# GIVEN TASK
Extract, from the listing that follows, each line containing the word "mode".

# ENTRIES SHOWN
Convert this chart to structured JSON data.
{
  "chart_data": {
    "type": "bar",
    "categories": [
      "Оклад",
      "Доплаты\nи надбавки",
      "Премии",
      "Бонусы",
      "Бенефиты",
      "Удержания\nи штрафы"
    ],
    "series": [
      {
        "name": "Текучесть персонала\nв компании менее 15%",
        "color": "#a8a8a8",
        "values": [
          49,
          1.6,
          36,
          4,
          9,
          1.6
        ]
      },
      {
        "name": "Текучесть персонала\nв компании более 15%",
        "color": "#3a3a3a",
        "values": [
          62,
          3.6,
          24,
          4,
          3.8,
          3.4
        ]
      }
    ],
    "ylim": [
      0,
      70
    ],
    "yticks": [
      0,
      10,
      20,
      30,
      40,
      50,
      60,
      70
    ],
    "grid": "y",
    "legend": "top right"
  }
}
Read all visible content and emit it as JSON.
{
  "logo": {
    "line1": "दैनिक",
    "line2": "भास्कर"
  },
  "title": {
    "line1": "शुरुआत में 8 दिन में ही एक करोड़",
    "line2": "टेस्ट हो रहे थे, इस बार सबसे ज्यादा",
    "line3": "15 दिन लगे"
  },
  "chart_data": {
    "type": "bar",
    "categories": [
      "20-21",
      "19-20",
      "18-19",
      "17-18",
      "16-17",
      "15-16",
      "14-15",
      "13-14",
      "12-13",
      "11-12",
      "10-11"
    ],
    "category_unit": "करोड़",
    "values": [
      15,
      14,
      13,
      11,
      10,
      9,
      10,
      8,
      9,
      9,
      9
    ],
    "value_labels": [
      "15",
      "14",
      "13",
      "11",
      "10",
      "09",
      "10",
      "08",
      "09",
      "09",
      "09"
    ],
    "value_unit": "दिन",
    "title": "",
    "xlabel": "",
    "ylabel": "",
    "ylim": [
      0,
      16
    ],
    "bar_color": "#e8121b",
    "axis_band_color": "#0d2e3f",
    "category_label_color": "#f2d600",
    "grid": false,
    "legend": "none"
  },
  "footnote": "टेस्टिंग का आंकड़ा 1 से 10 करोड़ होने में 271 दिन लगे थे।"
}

==

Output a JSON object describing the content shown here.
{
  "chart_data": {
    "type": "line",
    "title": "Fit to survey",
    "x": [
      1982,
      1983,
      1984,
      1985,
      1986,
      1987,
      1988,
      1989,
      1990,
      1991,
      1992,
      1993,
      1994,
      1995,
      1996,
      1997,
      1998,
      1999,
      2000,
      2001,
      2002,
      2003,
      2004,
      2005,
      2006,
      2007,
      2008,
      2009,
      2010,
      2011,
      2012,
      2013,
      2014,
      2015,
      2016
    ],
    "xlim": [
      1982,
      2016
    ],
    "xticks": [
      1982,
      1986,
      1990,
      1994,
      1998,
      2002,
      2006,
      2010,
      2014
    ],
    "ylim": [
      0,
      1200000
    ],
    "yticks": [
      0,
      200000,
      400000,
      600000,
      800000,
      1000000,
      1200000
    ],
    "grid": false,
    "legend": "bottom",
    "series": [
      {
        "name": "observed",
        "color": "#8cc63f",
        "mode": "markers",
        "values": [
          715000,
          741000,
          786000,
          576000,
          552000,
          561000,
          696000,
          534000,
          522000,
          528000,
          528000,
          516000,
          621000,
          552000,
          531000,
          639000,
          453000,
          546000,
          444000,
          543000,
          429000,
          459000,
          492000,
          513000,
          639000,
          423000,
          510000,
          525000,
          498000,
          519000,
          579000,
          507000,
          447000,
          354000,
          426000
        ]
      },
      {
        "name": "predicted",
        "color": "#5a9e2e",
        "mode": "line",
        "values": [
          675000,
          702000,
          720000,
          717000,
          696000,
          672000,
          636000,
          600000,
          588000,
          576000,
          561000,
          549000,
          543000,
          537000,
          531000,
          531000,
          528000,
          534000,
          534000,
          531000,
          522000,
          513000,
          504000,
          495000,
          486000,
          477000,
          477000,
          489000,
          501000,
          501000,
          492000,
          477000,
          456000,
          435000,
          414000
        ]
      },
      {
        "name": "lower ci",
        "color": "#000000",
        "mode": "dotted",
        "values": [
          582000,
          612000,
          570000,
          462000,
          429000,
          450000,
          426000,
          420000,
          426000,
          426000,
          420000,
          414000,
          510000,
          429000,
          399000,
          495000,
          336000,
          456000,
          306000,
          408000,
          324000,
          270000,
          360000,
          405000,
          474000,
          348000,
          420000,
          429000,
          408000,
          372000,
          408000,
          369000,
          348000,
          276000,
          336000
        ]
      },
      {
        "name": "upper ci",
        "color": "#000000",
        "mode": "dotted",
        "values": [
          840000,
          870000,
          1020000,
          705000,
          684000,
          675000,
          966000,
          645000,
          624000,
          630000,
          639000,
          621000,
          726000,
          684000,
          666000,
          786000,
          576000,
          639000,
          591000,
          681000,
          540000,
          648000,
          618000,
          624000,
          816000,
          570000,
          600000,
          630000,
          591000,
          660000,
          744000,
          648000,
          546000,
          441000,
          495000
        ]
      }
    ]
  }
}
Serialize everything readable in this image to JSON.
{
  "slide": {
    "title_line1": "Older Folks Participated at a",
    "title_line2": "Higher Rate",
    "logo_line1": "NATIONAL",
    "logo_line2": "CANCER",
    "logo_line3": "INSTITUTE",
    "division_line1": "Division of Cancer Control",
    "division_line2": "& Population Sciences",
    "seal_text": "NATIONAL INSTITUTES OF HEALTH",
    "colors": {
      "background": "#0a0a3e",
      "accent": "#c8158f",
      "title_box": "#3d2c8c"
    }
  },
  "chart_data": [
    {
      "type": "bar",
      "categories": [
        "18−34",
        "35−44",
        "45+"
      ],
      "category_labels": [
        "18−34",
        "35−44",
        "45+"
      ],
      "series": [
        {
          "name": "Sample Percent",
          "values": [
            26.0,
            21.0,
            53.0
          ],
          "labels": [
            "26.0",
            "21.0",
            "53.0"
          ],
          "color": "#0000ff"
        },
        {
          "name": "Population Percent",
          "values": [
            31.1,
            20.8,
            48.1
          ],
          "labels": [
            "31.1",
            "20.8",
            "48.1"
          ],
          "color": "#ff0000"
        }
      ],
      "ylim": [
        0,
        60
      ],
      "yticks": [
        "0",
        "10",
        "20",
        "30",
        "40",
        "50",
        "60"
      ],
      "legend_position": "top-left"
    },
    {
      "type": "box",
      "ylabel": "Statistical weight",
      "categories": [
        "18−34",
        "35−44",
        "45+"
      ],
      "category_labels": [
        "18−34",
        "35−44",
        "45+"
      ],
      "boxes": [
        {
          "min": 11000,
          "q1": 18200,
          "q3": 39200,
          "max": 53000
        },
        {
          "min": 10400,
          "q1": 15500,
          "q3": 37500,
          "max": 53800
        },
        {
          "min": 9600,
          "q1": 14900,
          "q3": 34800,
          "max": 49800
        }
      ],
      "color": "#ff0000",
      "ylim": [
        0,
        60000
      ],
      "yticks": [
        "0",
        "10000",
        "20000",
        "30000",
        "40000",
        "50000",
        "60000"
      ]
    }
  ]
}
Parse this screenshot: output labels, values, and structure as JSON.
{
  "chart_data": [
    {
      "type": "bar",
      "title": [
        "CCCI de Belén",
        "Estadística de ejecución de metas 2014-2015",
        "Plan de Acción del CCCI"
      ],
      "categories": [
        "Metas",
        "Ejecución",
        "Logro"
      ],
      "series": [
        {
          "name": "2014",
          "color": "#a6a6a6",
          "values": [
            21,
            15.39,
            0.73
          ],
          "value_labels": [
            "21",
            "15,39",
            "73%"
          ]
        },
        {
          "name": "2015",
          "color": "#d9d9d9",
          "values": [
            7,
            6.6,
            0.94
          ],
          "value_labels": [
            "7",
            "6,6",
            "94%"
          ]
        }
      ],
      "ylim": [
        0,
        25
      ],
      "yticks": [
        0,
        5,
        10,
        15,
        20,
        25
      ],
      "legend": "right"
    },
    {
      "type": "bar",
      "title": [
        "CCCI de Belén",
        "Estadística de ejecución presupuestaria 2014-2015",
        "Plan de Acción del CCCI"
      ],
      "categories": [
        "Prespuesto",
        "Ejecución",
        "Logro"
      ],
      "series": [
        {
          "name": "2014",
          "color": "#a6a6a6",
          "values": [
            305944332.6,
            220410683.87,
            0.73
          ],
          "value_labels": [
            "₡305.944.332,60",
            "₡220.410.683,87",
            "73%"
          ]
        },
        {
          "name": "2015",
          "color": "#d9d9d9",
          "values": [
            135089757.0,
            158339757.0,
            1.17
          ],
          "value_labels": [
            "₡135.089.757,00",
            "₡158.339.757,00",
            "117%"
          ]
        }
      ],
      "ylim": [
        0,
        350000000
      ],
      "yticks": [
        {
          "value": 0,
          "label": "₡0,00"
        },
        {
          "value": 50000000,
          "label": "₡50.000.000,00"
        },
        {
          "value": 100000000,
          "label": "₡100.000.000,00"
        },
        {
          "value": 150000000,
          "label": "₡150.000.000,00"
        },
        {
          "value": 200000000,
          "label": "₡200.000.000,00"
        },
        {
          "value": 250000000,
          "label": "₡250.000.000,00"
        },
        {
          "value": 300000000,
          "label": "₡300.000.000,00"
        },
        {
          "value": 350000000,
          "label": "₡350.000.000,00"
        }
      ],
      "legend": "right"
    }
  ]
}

# TASK RESPONSE
        "mode": "markers",
        "mode": "line",
        "mode": "dotted",
        "mode": "dotted",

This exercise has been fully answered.